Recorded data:
* * * * * * *

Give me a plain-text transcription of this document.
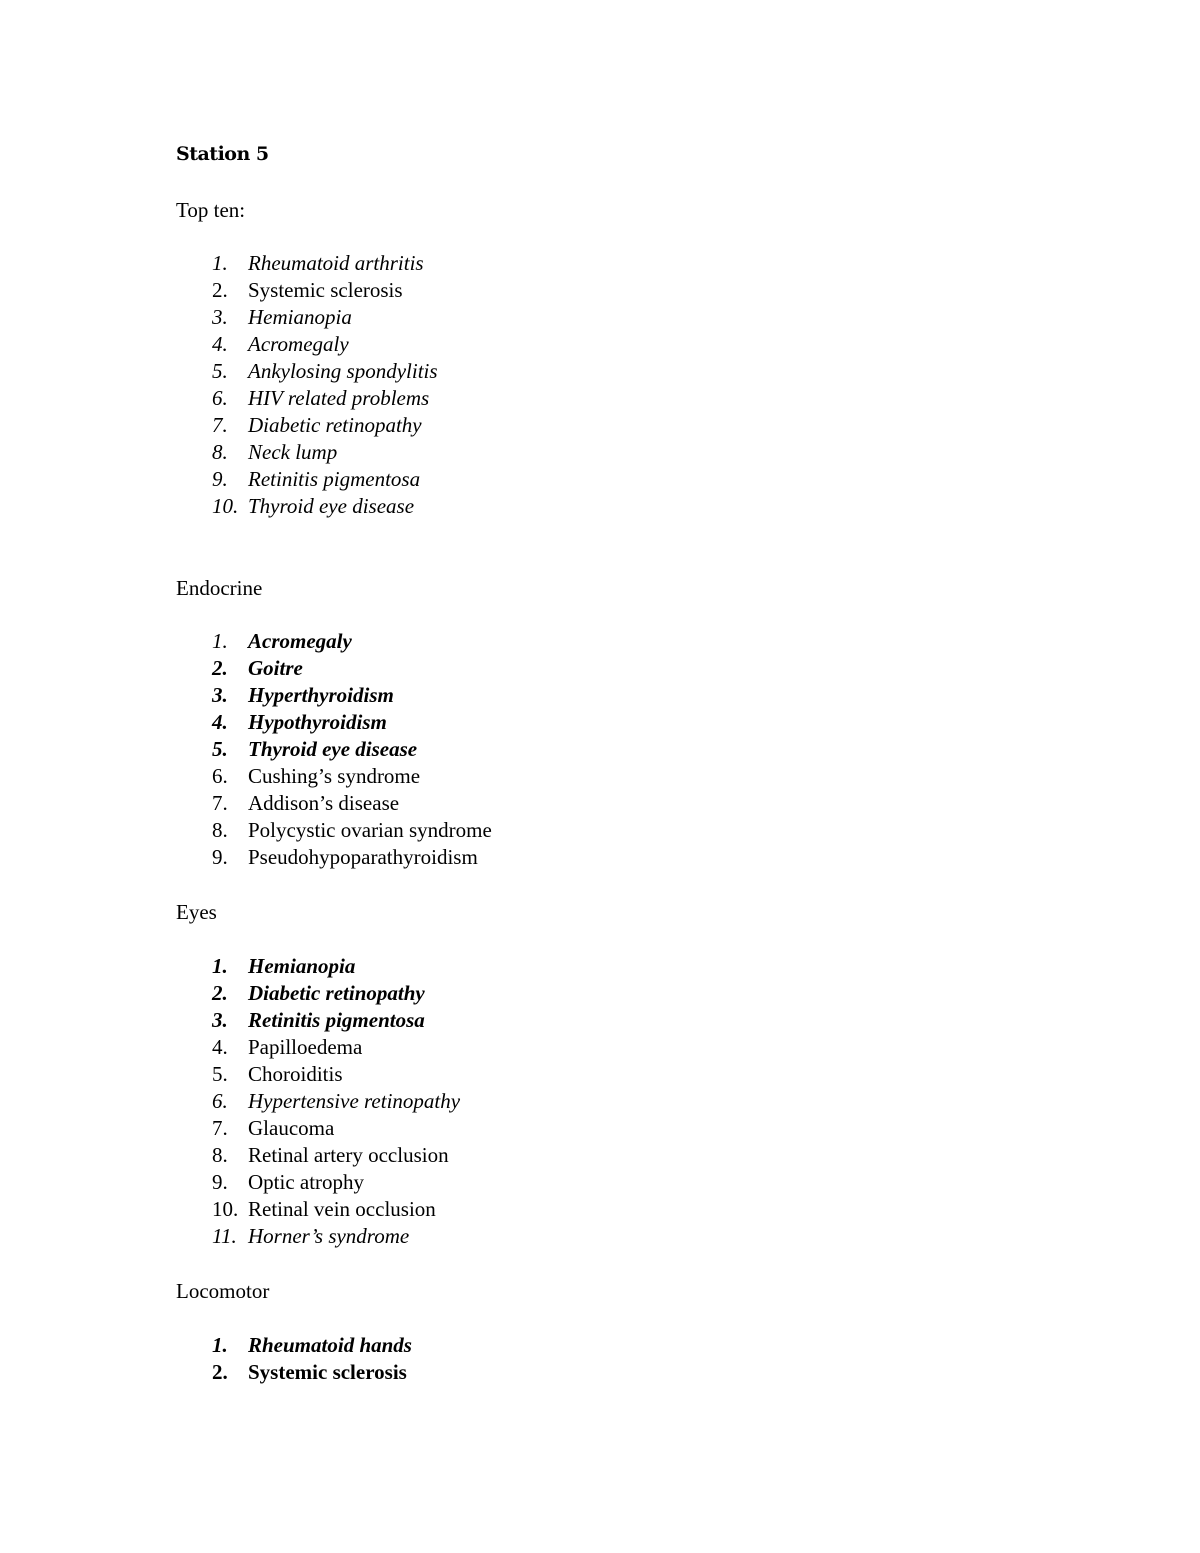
Station 5
Top ten:
1. Rheumatoid arthritis
2. Systemic sclerosis
3. Hemianopia
4. Acromegaly
5. Ankylosing spondylitis
6. HIV related problems
7. Diabetic retinopathy
8. Neck lump
9. Retinitis pigmentosa
10. Thyroid eye disease
Endocrine
1. Acromegaly
2. Goitre
3. Hyperthyroidism
4. Hypothyroidism
5. Thyroid eye disease
6. Cushing’s syndrome
7. Addison’s disease
8. Polycystic ovarian syndrome
9. Pseudohypoparathyroidism
Eyes
1. Hemianopia
2. Diabetic retinopathy
3. Retinitis pigmentosa
4. Papilloedema
5. Choroiditis
6. Hypertensive retinopathy
7. Glaucoma
8. Retinal artery occlusion
9. Optic atrophy
10. Retinal vein occlusion
11. Horner’s syndrome
Locomotor
1. Rheumatoid hands
2. Systemic sclerosis
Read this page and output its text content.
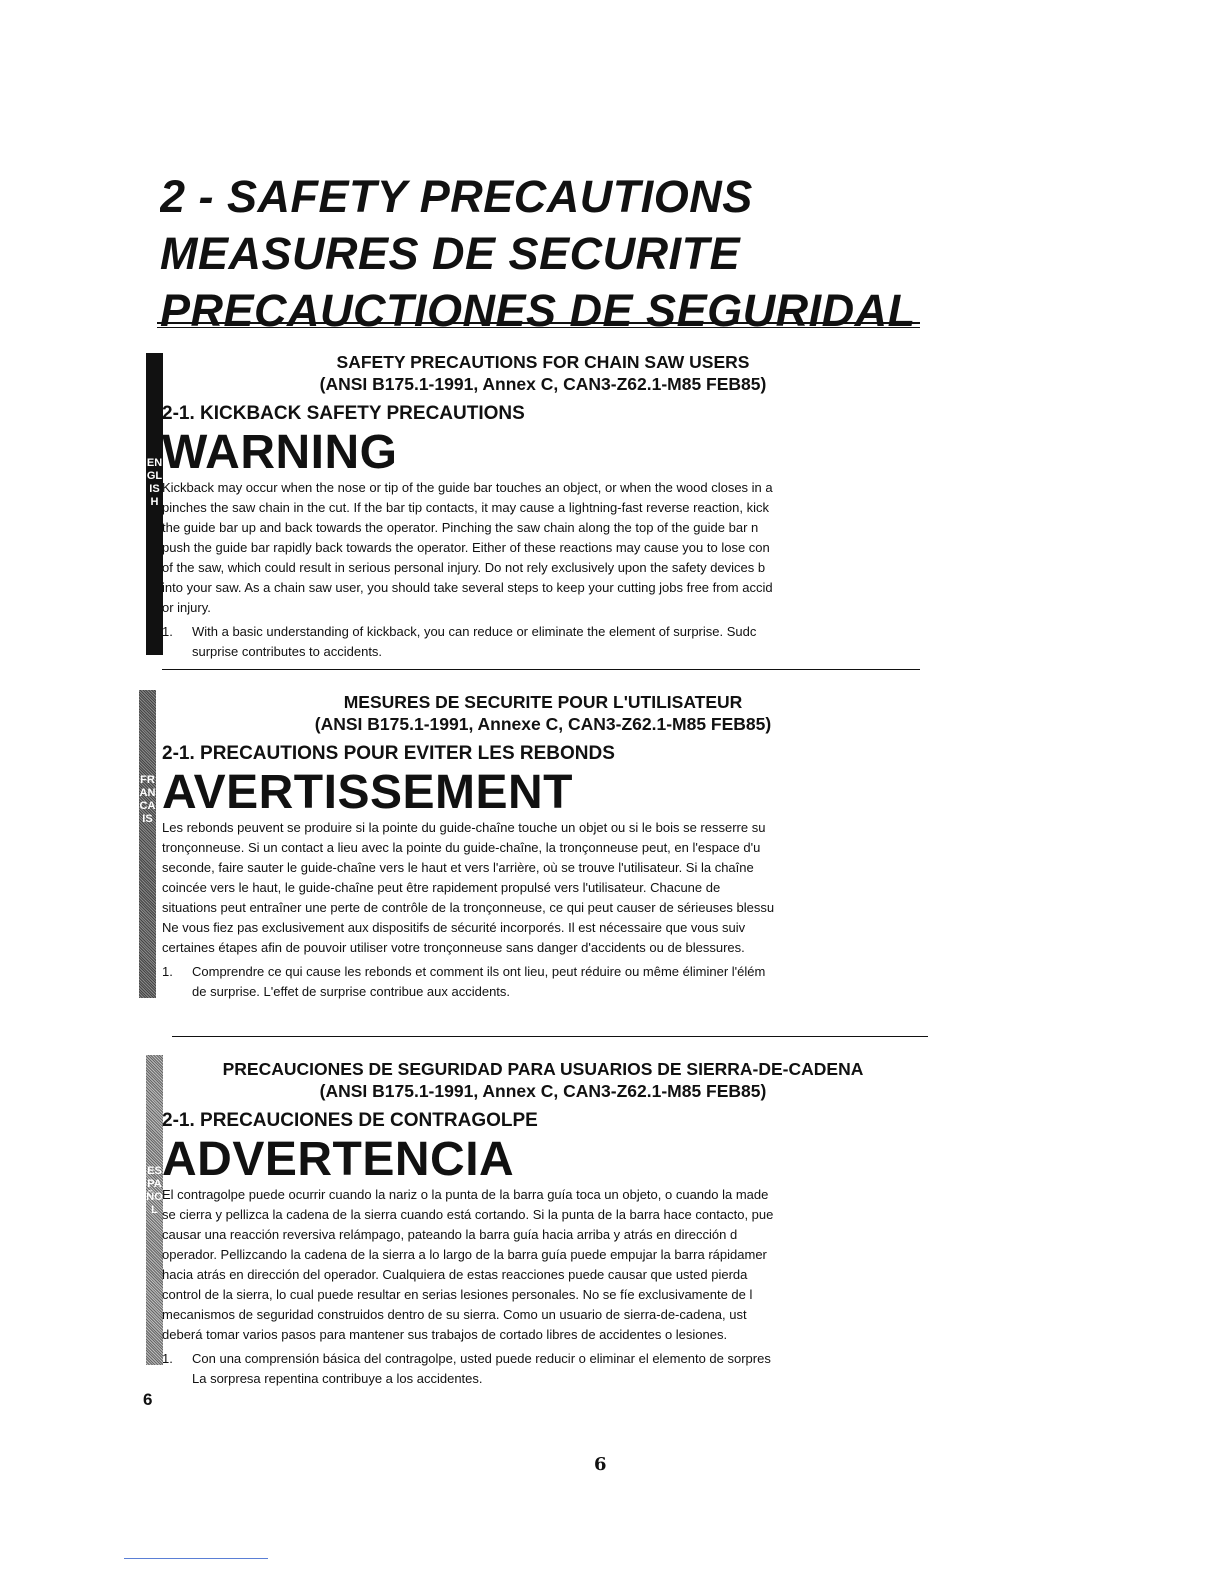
2 - SAFETY PRECAUTIONS
MEASURES DE SECURITE
PRECAUCTIONES DE SEGURIDAL
ENGLISH
SAFETY PRECAUTIONS FOR CHAIN SAW USERS
(ANSI B175.1-1991, Annex C, CAN3-Z62.1-M85 FEB85)
2-1. KICKBACK SAFETY PRECAUTIONS
WARNING
Kickback may occur when the nose or tip of the guide bar touches an object, or when the wood closes in a
pinches the saw chain in the cut. If the bar tip contacts, it may cause a lightning-fast reverse reaction, kick
the guide bar up and back towards the operator. Pinching the saw chain along the top of the guide bar n
push the guide bar rapidly back towards the operator. Either of these reactions may cause you to lose con
of the saw, which could result in serious personal injury. Do not rely exclusively upon the safety devices b
into your saw. As a chain saw user, you should take several steps to keep your cutting jobs free from accid
or injury.
1. With a basic understanding of kickback, you can reduce or eliminate the element of surprise. Sudc
surprise contributes to accidents.
FRANCAIS
MESURES DE SECURITE POUR L'UTILISATEUR
(ANSI B175.1-1991, Annexe C, CAN3-Z62.1-M85 FEB85)
2-1. PRECAUTIONS POUR EVITER LES REBONDS
AVERTISSEMENT
Les rebonds peuvent se produire si la pointe du guide-chaîne touche un objet ou si le bois se resserre su
tronçonneuse. Si un contact a lieu avec la pointe du guide-chaîne, la tronçonneuse peut, en l'espace d'u
seconde, faire sauter le guide-chaîne vers le haut et vers l'arrière, où se trouve l'utilisateur. Si la chaîne
coincée vers le haut, le guide-chaîne peut être rapidement propulsé vers l'utilisateur. Chacune de
situations peut entraîner une perte de contrôle de la tronçonneuse, ce qui peut causer de sérieuses blessu
Ne vous fiez pas exclusivement aux dispositifs de sécurité incorporés. Il est nécessaire que vous suiv
certaines étapes afin de pouvoir utiliser votre tronçonneuse sans danger d'accidents ou de blessures.
1. Comprendre ce qui cause les rebonds et comment ils ont lieu, peut réduire ou même éliminer l'élém
de surprise. L'effet de surprise contribue aux accidents.
ESPAÑOL
PRECAUCIONES DE SEGURIDAD PARA USUARIOS DE SIERRA-DE-CADENA
(ANSI B175.1-1991, Annex C, CAN3-Z62.1-M85 FEB85)
2-1. PRECAUCIONES DE CONTRAGOLPE
ADVERTENCIA
El contragolpe puede ocurrir cuando la nariz o la punta de la barra guía toca un objeto, o cuando la made
se cierra y pellizca la cadena de la sierra cuando está cortando. Si la punta de la barra hace contacto, pue
causar una reacción reversiva relámpago, pateando la barra guía hacia arriba y atrás en dirección d
operador. Pellizcando la cadena de la sierra a lo largo de la barra guía puede empujar la barra rápidamer
hacia atrás en dirección del operador. Cualquiera de estas reacciones puede causar que usted pierda
control de la sierra, lo cual puede resultar en serias lesiones personales. No se fíe exclusivamente de l
mecanismos de seguridad construidos dentro de su sierra. Como un usuario de sierra-de-cadena, ust
deberá tomar varios pasos para mantener sus trabajos de cortado libres de accidentes o lesiones.
1. Con una comprensión básica del contragolpe, usted puede reducir o eliminar el elemento de sorpres
La sorpresa repentina contribuye a los accidentes.
6
6
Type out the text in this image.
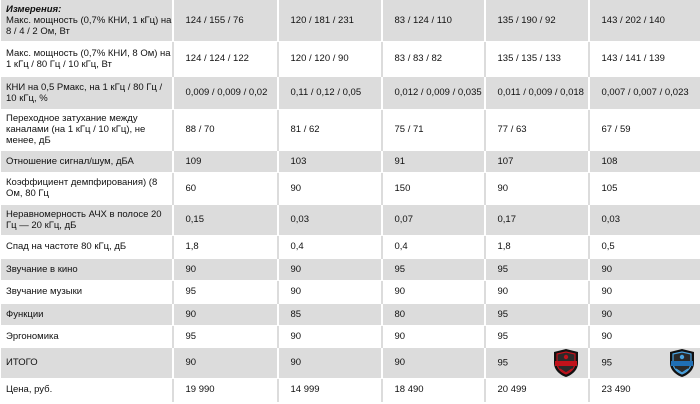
Измерения:
Макс. мощность (0,7% КНИ, 1 кГц) на 8 / 4 / 2 Ом, Вт	124 / 155 / 76	120 / 181 / 231	83 / 124 / 110	135 / 190 / 92	143 / 202 / 140
Макс. мощность (0,7% КНИ, 8 Ом) на 1 кГц / 80 Гц / 10 кГц, Вт	124 / 124 / 122	120 / 120 / 90	83 / 83 / 82	135 / 135 / 133	143 / 141 / 139
КНИ на 0,5 Рмакс, на 1 кГц / 80 Гц / 10 кГц, %	0,009 / 0,009 / 0,02	0,11 / 0,12 / 0,05	0,012 / 0,009 / 0,035	0,011 / 0,009 / 0,018	0,007 / 0,007 / 0,023
Переходное затухание между каналами (на 1 кГц / 10 кГц), не менее, дБ	88 / 70	81 / 62	75 / 71	77 / 63	67 / 59
Отношение сигнал/шум, дБА	109	103	91	107	108
Коэффициент демпфирования) (8 Ом, 80 Гц	60	90	150	90	105
Неравномерность АЧХ в полосе 20 Гц — 20 кГц, дБ	0,15	0,03	0,07	0,17	0,03
Спад на частоте 80 кГц, дБ	1,8	0,4	0,4	1,8	0,5
Звучание в кино	90	90	95	95	90
Звучание музыки	95	90	90	90	90
Функции	90	85	80	95	90
Эргономика	95	90	90	95	90
ИТОГО	90	90	90	95	95
Цена, руб.	19 990	14 999	18 490	20 499	23 490
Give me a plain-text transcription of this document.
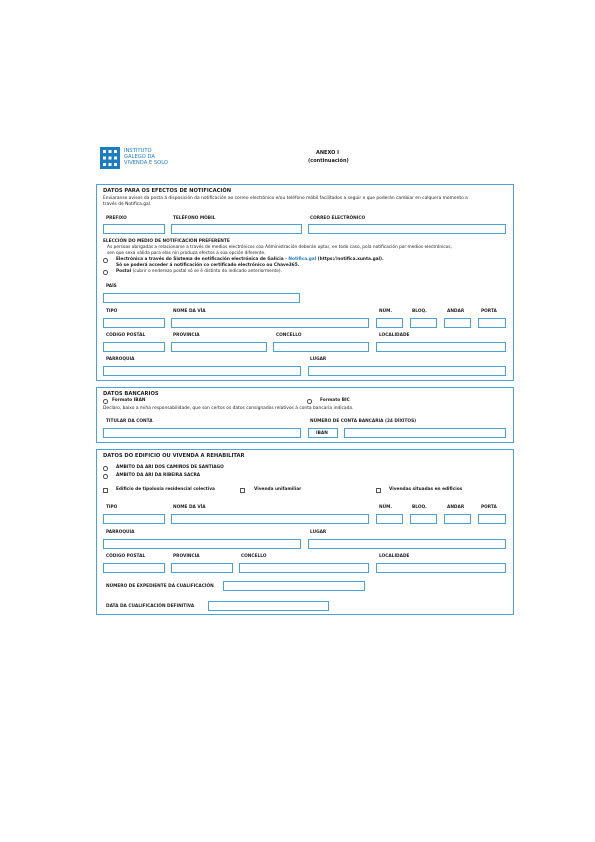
INSTITUTO
GALEGO DA
VIVENDA E SOLO
ANEXO I
(continuación)
DATOS PARA OS EFECTOS DE NOTIFICACIÓN
Enviaranse avisos da posta á disposición da notificación ao correo electrónico e/ou teléfono móbil facilitados a seguir e que poderán cambiar en calquera momento a
través de Notifica.gal.
PREFIXO	TELÉFONO MÓBIL	CORREO ELECTRÓNICO
ELECCIÓN DO MEDIO DE NOTIFICACIÓN PREFERENTE
As persoas obrigadas a relacionarse a través de medios electrónicos coa Administración deberán optar, en todo caso, pola notificación por medios electrónicos,
sen que sexa válida para elas nin produza efectos a súa opción diferente.
Electrónica a través do Sistema de notificación electrónica de Galicia - Notifica.gal (https://notifica.xunta.gal).
Só se poderá acceder á notificación co certificado electrónico ou Chave365.
Postal (cubrir o enderezo postal só se é distinto do indicado anteriormente).
PAÍS
TIPO	NOME DA VÍA	NÚM.	BLOQ.	ANDAR	PORTA
CÓDIGO POSTAL	PROVINCIA	CONCELLO	LOCALIDADE
PARROQUIA	LUGAR
DATOS BANCARIOS
Formato IBAN	Formato BIC
Declaro, baixo a miña responsabilidade, que son certos os datos consignados relativos á conta bancaria indicada.
TITULAR DA CONTA	NÚMERO DE CONTA BANCARIA (24 DÍXITOS)
IBAN
DATOS DO EDIFICIO OU VIVENDA A REHABILITAR
ÁMBITO DA ARI DOS CAMIÑOS DE SANTIAGO
ÁMBITO DA ARI DA RIBEIRA SACRA
Edificio de tipoloxía residencial colectiva	Vivenda unifamiliar	Vivendas situadas en edificios
TIPO	NOME DA VÍA	NÚM.	BLOQ.	ANDAR	PORTA
PARROQUIA	LUGAR
CÓDIGO POSTAL	PROVINCIA	CONCELLO	LOCALIDADE
NÚMERO DE EXPEDIENTE DA CUALIFICACIÓN
DATA DA CUALIFICACIÓN DEFINITIVA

* * * * * * *

Gather every line from the listing above in which the word "Retinal" appears.

8. Retinal artery occlusion
10. Retinal vein occlusion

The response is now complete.